Records to use:
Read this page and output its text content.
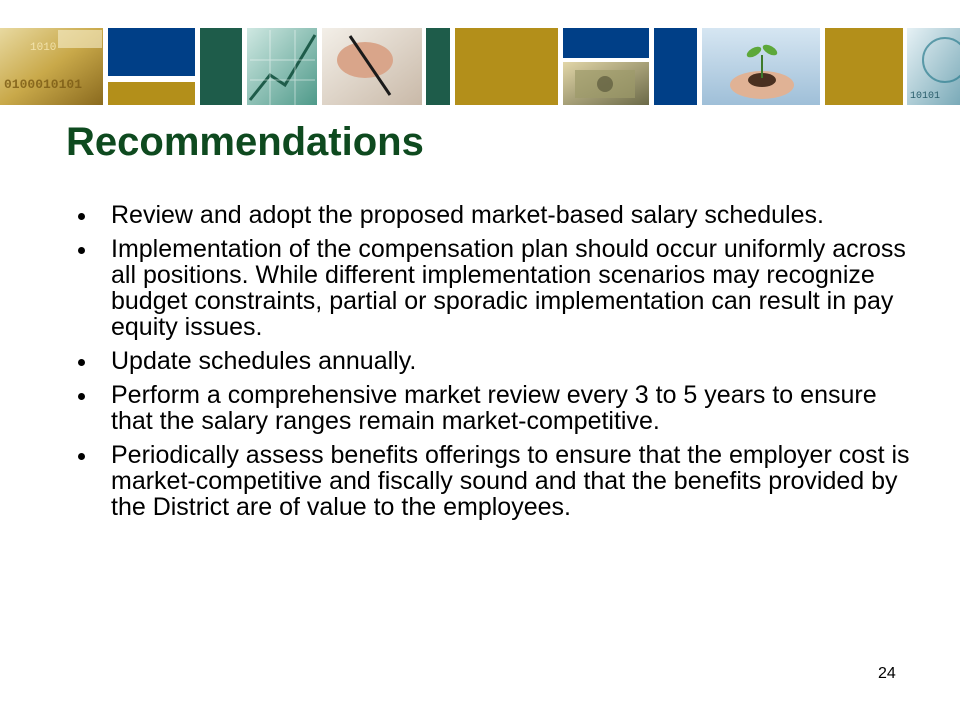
0100010101
1010
10101
Recommendations
Review and adopt the proposed market-based salary schedules.
Implementation of the compensation plan should occur uniformly across all positions. While different implementation scenarios may recognize budget constraints, partial or sporadic implementation can result in pay equity issues.
Update schedules annually.
Perform a comprehensive market review every 3 to 5 years to ensure that the salary ranges remain market-competitive.
Periodically assess benefits offerings to ensure that the employer cost is market-competitive and fiscally sound and that the benefits provided by the District are of value to the employees.
24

Problem to solve: The records above need to be given again exactly. Omit the pictures.

Written solution:
Read this page and output its text content.
0100010101
1010
10101
Recommendations
Review and adopt the proposed market-based salary schedules.
Implementation of the compensation plan should occur uniformly across all positions. While different implementation scenarios may recognize budget constraints, partial or sporadic implementation can result in pay equity issues.
Update schedules annually.
Perform a comprehensive market review every 3 to 5 years to ensure that the salary ranges remain market-competitive.
Periodically assess benefits offerings to ensure that the employer cost is market-competitive and fiscally sound and that the benefits provided by the District are of value to the employees.
24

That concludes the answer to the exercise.